■ WHAT TO DO: Look through the lines below and extract any with the word "avatar".

■ THE DATA:
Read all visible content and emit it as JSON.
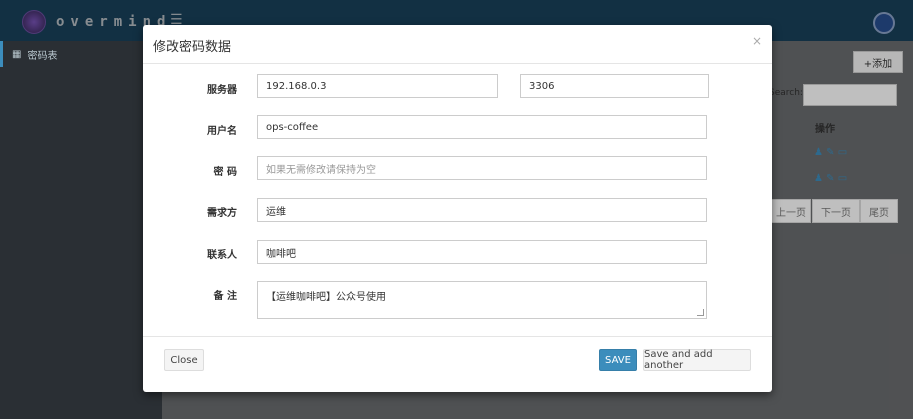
{
  "topbar": {
    "logo_text": "overmind",
    "menu_icon": "hamburger-icon",
    "user_icon": "avatar-icon"
  },
  "sidebar": {
    "items": [
      {
        "label": "密码表",
        "icon": "table-icon"
      }
    ]
  },
  "background": {
    "add_button": "+添加",
    "search_label": "Search:",
    "column_header": "操作",
    "pagination": [
      "上一页",
      "下一页",
      "尾页"
    ]
  },
  "modal": {
    "title": "修改密码数据",
    "close_glyph": "×",
    "fields": {
      "server": {
        "label": "服务器",
        "value": "192.168.0.3",
        "port_value": "3306"
      },
      "username": {
        "label": "用户名",
        "value": "ops-coffee"
      },
      "password": {
        "label": "密 码",
        "placeholder": "如果无需修改请保持为空"
      },
      "requester": {
        "label": "需求方",
        "value": "运维"
      },
      "contact": {
        "label": "联系人",
        "value": "咖啡吧"
      },
      "note": {
        "label": "备 注",
        "value": "【运维咖啡吧】公众号使用"
      }
    },
    "buttons": {
      "close": "Close",
      "save": "SAVE",
      "save_add": "Save and add another"
    }
  },
  "colors": {
    "topbar": "#1d4b68",
    "sidebar": "#2a2f34",
    "primary": "#3c8dbc"
  }
}
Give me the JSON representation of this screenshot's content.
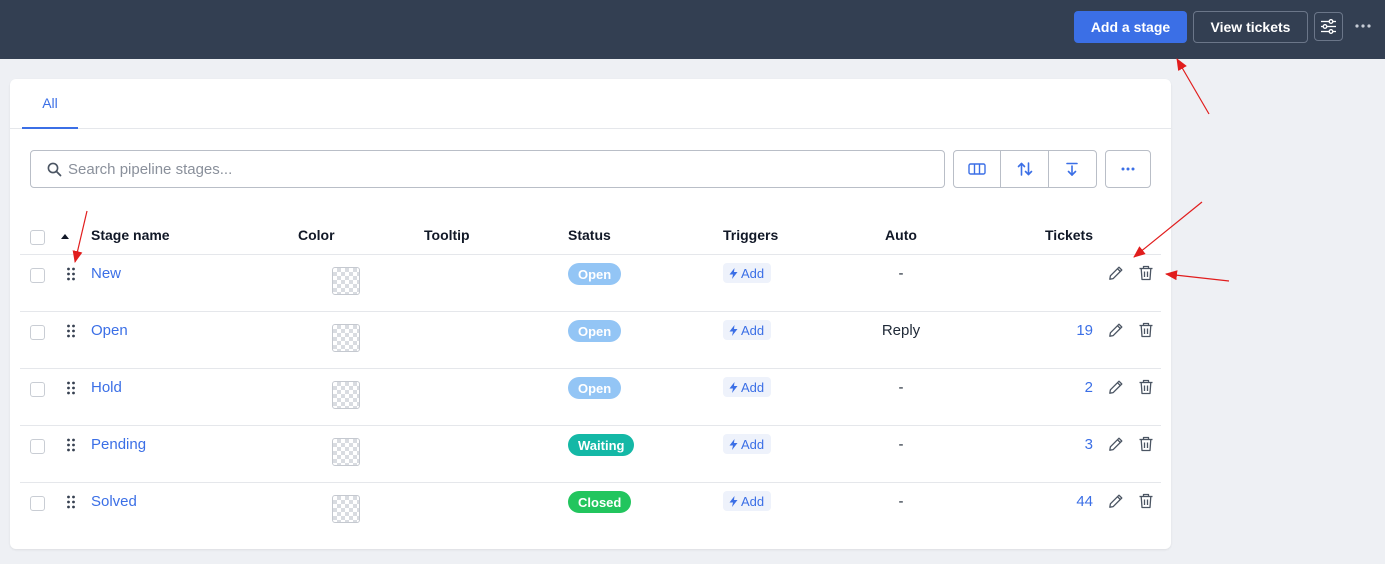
{
  "topbar": {
    "add_stage_label": "Add a stage",
    "view_tickets_label": "View tickets"
  },
  "tabs": [
    {
      "label": "All"
    }
  ],
  "search": {
    "placeholder": "Search pipeline stages..."
  },
  "table": {
    "headers": {
      "stage_name": "Stage name",
      "color": "Color",
      "tooltip": "Tooltip",
      "status": "Status",
      "triggers": "Triggers",
      "auto": "Auto",
      "tickets": "Tickets"
    },
    "rows": [
      {
        "name": "New",
        "tooltip": "",
        "status": "Open",
        "status_color": "#93c5f5",
        "trigger_label": "Add",
        "auto": "-",
        "tickets": ""
      },
      {
        "name": "Open",
        "tooltip": "",
        "status": "Open",
        "status_color": "#93c5f5",
        "trigger_label": "Add",
        "auto": "Reply",
        "tickets": "19"
      },
      {
        "name": "Hold",
        "tooltip": "",
        "status": "Open",
        "status_color": "#93c5f5",
        "trigger_label": "Add",
        "auto": "-",
        "tickets": "2"
      },
      {
        "name": "Pending",
        "tooltip": "",
        "status": "Waiting",
        "status_color": "#14b8a6",
        "trigger_label": "Add",
        "auto": "-",
        "tickets": "3"
      },
      {
        "name": "Solved",
        "tooltip": "",
        "status": "Closed",
        "status_color": "#22c55e",
        "trigger_label": "Add",
        "auto": "-",
        "tickets": "44"
      }
    ]
  },
  "colors": {
    "topbar_bg": "#333f52",
    "accent": "#3b6fe6",
    "annotation_arrow": "#e11d1d"
  }
}
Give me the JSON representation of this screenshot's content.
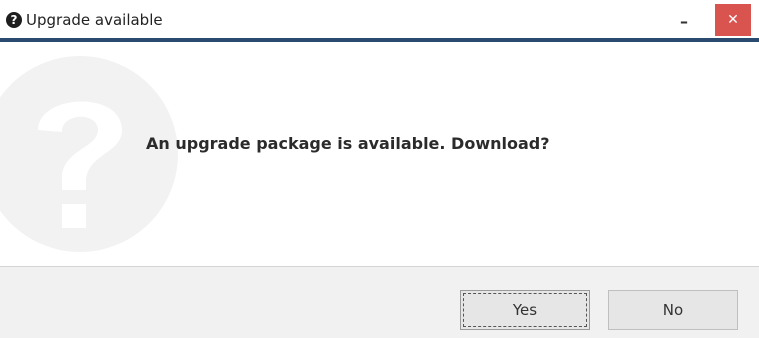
{
  "window": {
    "title": "Upgrade available",
    "title_icon": "question-circle-icon",
    "minimize_glyph": "–",
    "close_glyph": "✕",
    "accent_color": "#2a4a6e",
    "close_color": "#d9534f"
  },
  "dialog": {
    "background_icon": "question-mark-icon",
    "message": "An upgrade package is available. Download?"
  },
  "buttons": {
    "yes_label": "Yes",
    "no_label": "No"
  }
}
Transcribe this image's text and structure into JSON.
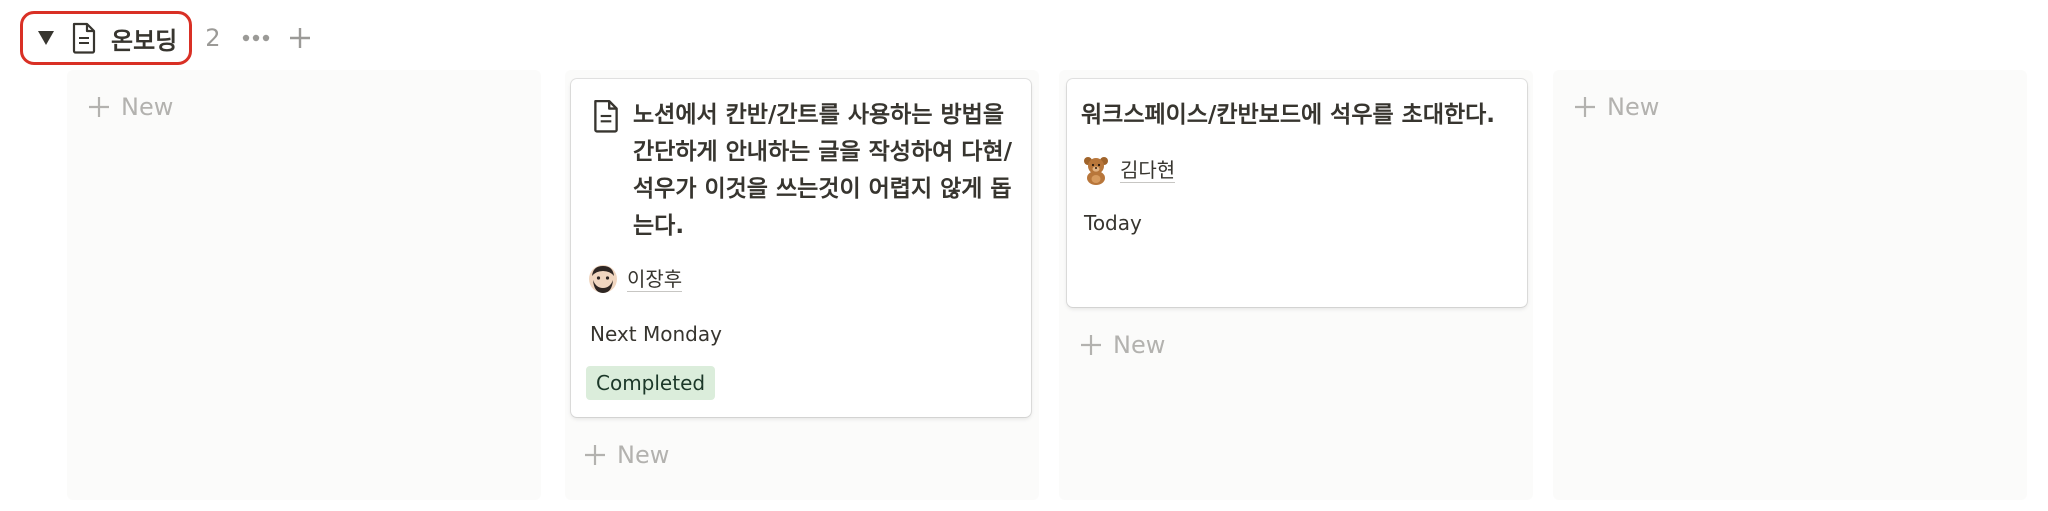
{
  "group": {
    "title": "온보딩",
    "count": "2"
  },
  "columns": [
    {
      "new_label": "New"
    },
    {
      "new_label": "New"
    },
    {
      "new_label": "New"
    },
    {
      "new_label": "New"
    }
  ],
  "cards": [
    {
      "title_lines": [
        "노션에서 칸반/간트를 사용하는 방법을",
        "간단하게 안내하는 글을 작성하여 다현/",
        "석우가 이것을 쓰는것이 어렵지 않게 돕",
        "는다."
      ],
      "assignee": "이장후",
      "date": "Next Monday",
      "status": "Completed",
      "icon": "page-icon",
      "avatar": "man-avatar"
    },
    {
      "title_lines": [
        "워크스페이스/칸반보드에 석우를 초대한다."
      ],
      "assignee": "김다현",
      "date": "Today",
      "avatar": "teddy-bear-avatar"
    }
  ],
  "colors": {
    "highlight_border": "#d93025",
    "status_green_bg": "#dbeddb",
    "status_green_text": "#1c3829",
    "muted_text": "#b3b2af",
    "column_bg": "#fbfbfa"
  }
}
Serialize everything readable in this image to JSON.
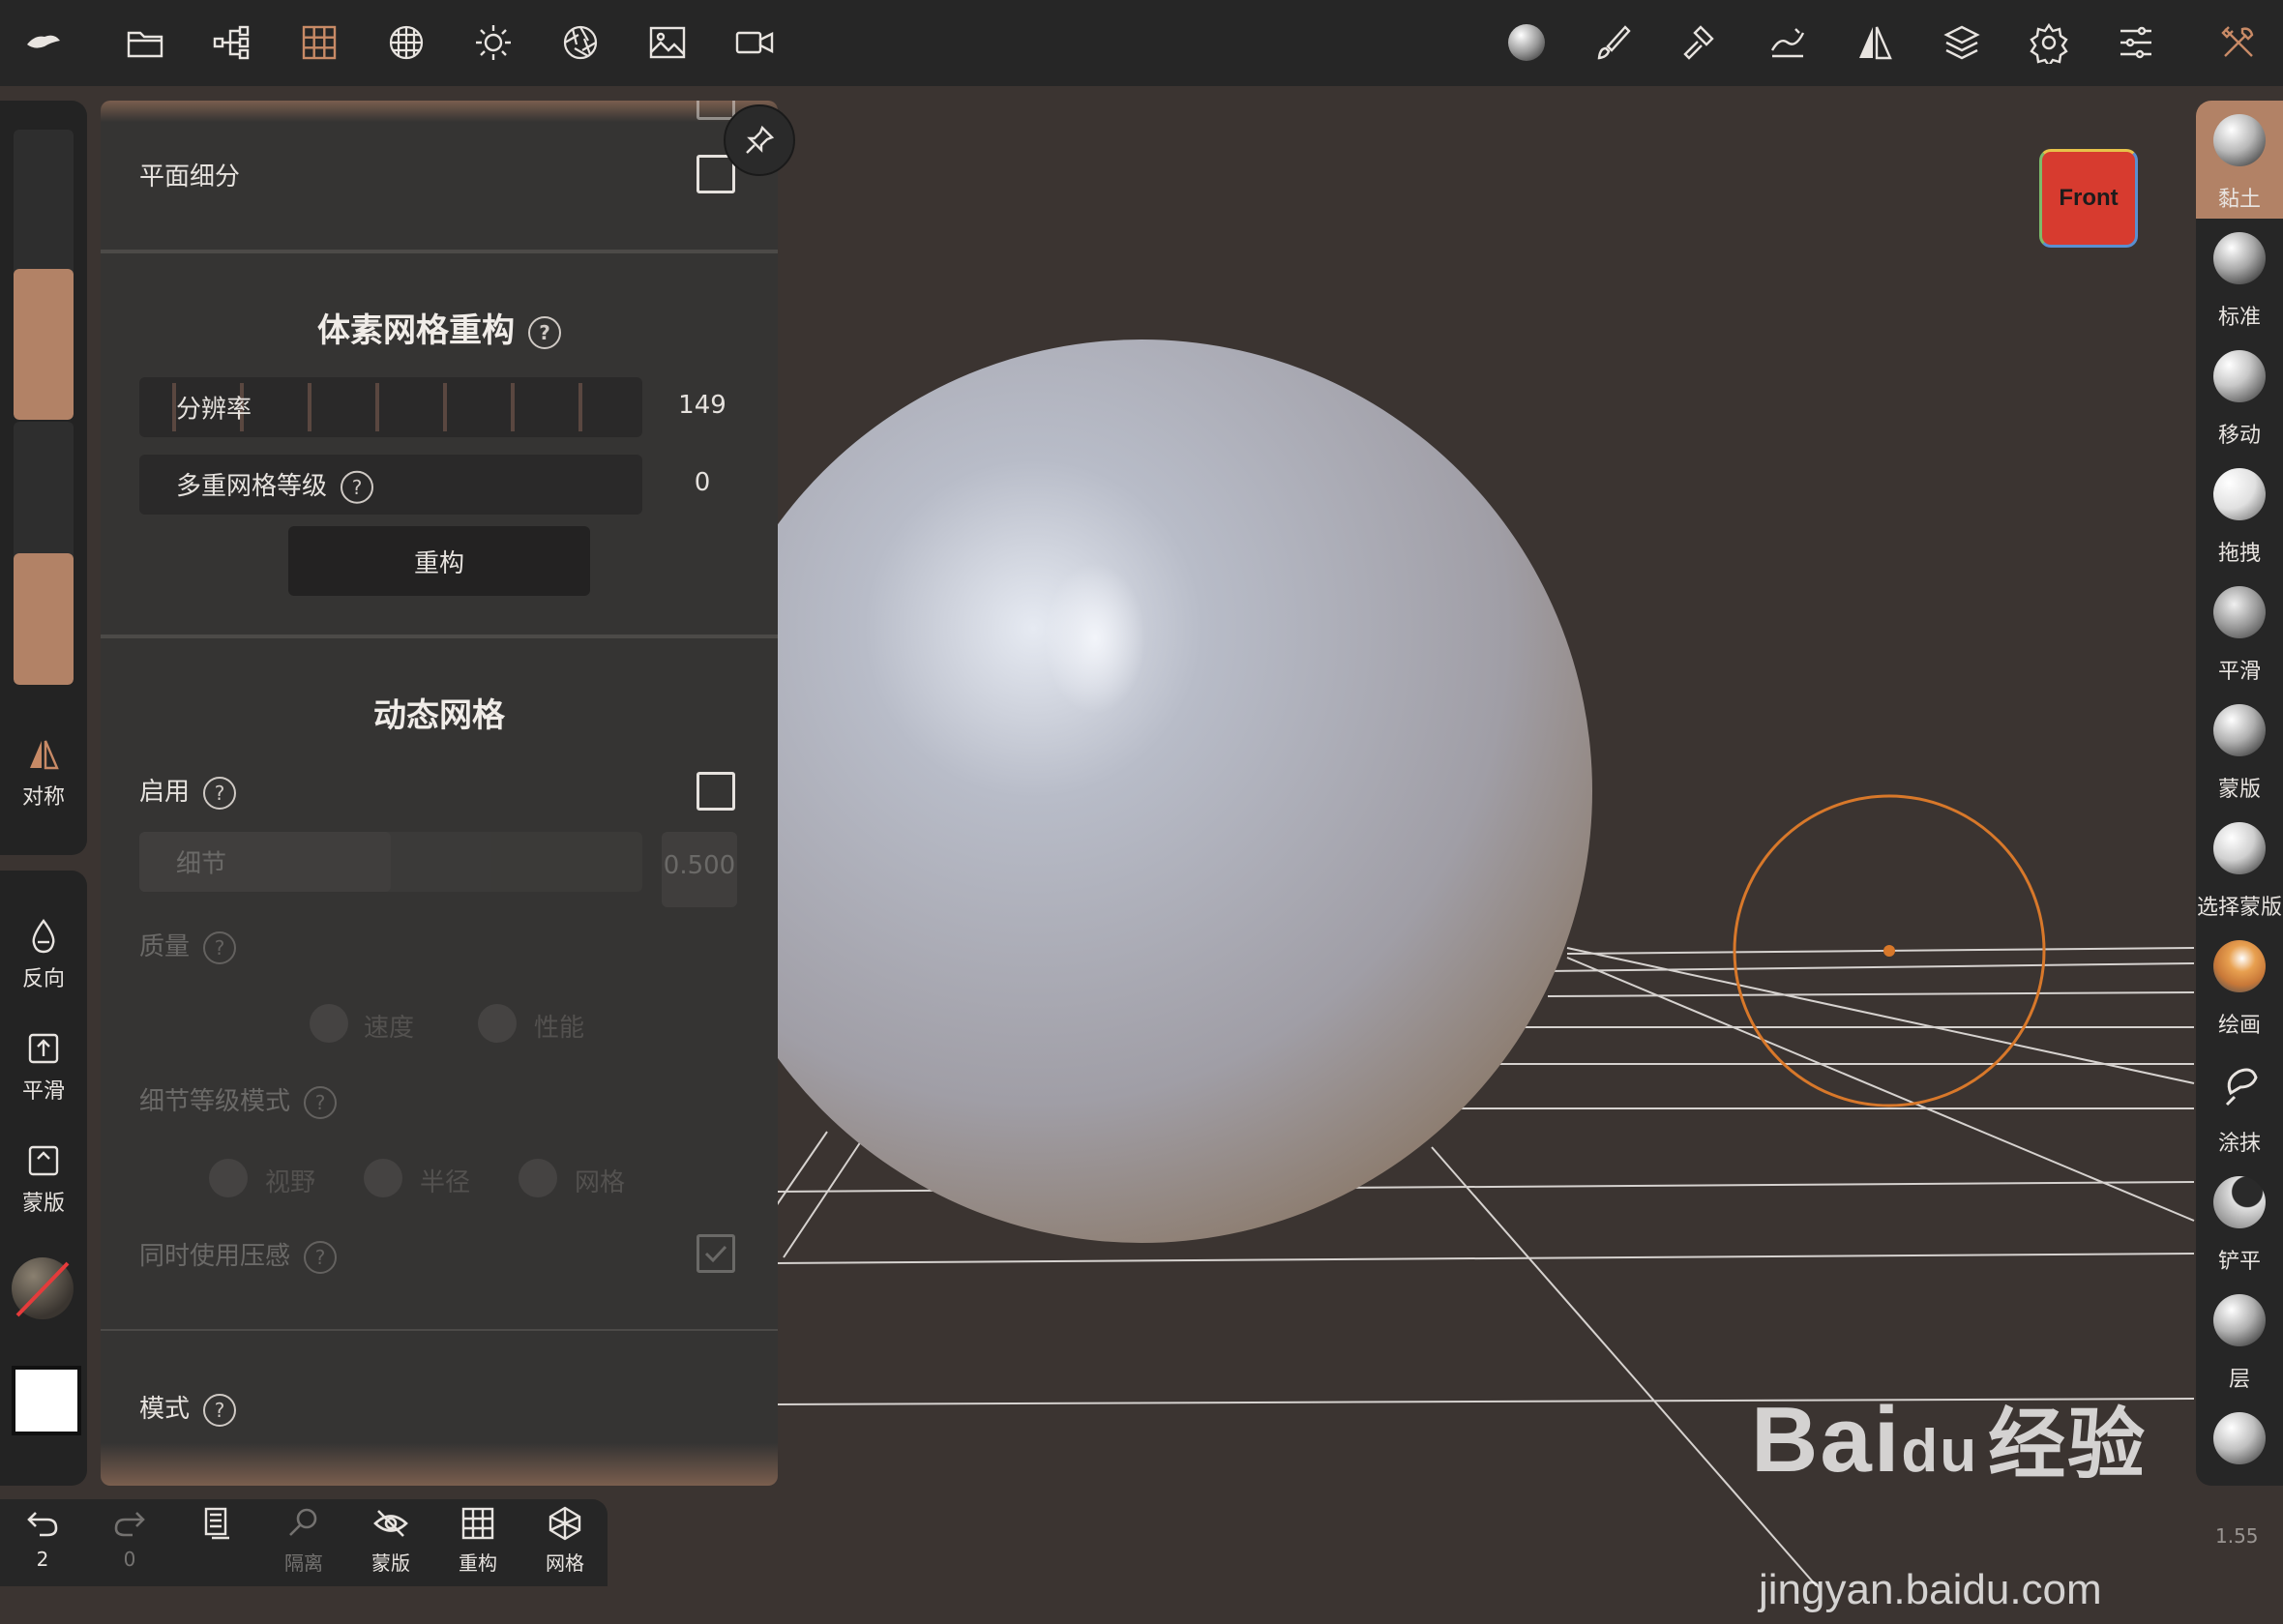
{
  "colors": {
    "accent": "#b28266",
    "brush_ring": "#d8782a",
    "front_cube": "#d73b2f",
    "toolbar_bg": "#262626",
    "viewport_bg": "#3b3431"
  },
  "toolbar": {
    "left_icons": [
      "logo-icon",
      "folder-icon",
      "scene-tree-icon",
      "grid-icon",
      "sphere-grid-icon",
      "sun-icon",
      "aperture-icon",
      "image-icon",
      "video-icon"
    ],
    "right_icons": [
      "material-ball-icon",
      "brush-icon",
      "hammer-icon",
      "stroke-icon",
      "symmetry-icon",
      "layers-icon",
      "gear-icon",
      "sliders-icon",
      "tools-icon"
    ]
  },
  "left_panel": {
    "radius_level": 0.52,
    "intensity_level": 0.5,
    "symmetry_label": "对称",
    "tools": [
      {
        "label": "反向",
        "icon": "drop-icon"
      },
      {
        "label": "平滑",
        "icon": "smooth-icon"
      },
      {
        "label": "蒙版",
        "icon": "mask-icon"
      }
    ]
  },
  "settings": {
    "subdivision": {
      "label": "平面细分",
      "checked": false
    },
    "voxel": {
      "title": "体素网格重构",
      "resolution_label": "分辨率",
      "resolution_value": "149",
      "multires_label": "多重网格等级",
      "multires_value": "0",
      "remesh_button": "重构"
    },
    "dynamic": {
      "title": "动态网格",
      "enable_label": "启用",
      "enable_checked": false,
      "detail_label": "细节",
      "detail_value": "0.500",
      "quality_label": "质量",
      "quality_options": [
        "速度",
        "性能"
      ],
      "detail_mode_label": "细节等级模式",
      "detail_mode_options": [
        "视野",
        "半径",
        "网格"
      ],
      "pressure_label": "同时使用压感",
      "pressure_checked": true
    },
    "mode_label": "模式"
  },
  "front_cube": {
    "label": "Front"
  },
  "brushes": [
    {
      "label": "黏土",
      "active": true
    },
    {
      "label": "标准"
    },
    {
      "label": "移动"
    },
    {
      "label": "拖拽"
    },
    {
      "label": "平滑"
    },
    {
      "label": "蒙版"
    },
    {
      "label": "选择蒙版"
    },
    {
      "label": "绘画"
    },
    {
      "label": "涂抹"
    },
    {
      "label": "铲平"
    },
    {
      "label": "层"
    },
    {
      "label": ""
    }
  ],
  "bottom_bar": {
    "undo_count": "2",
    "redo_count": "0",
    "isolate_label": "隔离",
    "mask_label": "蒙版",
    "remesh_label": "重构",
    "mesh_label": "网格"
  },
  "watermark": {
    "brand": "Bai",
    "paw": "du",
    "cn": "经验",
    "url": "jingyan.baidu.com"
  },
  "zoom_value": "1.55"
}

■ RESPONSE TO THIS TASK:
    "user_icon": "avatar-icon"
      "avatar": "man-avatar"
      "avatar": "teddy-bear-avatar"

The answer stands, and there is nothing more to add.